*** Records provided ***
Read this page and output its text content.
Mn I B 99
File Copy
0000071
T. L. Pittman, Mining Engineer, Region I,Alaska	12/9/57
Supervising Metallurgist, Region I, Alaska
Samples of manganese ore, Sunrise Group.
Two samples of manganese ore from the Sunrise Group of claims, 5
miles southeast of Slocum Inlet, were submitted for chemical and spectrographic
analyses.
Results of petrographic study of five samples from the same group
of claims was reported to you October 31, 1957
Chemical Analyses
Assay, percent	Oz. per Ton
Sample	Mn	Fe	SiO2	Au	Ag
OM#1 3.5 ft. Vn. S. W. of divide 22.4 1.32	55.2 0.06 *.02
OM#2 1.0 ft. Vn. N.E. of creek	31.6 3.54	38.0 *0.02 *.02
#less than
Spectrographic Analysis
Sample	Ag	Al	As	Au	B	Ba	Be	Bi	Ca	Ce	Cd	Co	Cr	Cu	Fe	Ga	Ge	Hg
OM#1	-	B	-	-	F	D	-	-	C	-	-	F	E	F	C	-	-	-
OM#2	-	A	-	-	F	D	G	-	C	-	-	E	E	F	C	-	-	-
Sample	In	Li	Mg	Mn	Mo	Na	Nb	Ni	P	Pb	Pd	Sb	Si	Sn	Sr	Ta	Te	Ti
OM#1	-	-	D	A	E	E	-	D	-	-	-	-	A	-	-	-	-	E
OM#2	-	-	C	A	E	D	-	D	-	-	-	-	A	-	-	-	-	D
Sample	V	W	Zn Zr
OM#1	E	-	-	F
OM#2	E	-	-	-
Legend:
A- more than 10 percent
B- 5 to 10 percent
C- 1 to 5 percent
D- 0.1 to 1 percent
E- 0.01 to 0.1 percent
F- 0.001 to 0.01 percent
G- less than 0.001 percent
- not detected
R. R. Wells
*** End of Records provided ***
■ Task item
Filter the entries above down to the lines containing the word "from".

■ Answer to this task
Two samples of manganese ore from the Sunrise Group of claims, 5
Results of petrographic study of five samples from the same group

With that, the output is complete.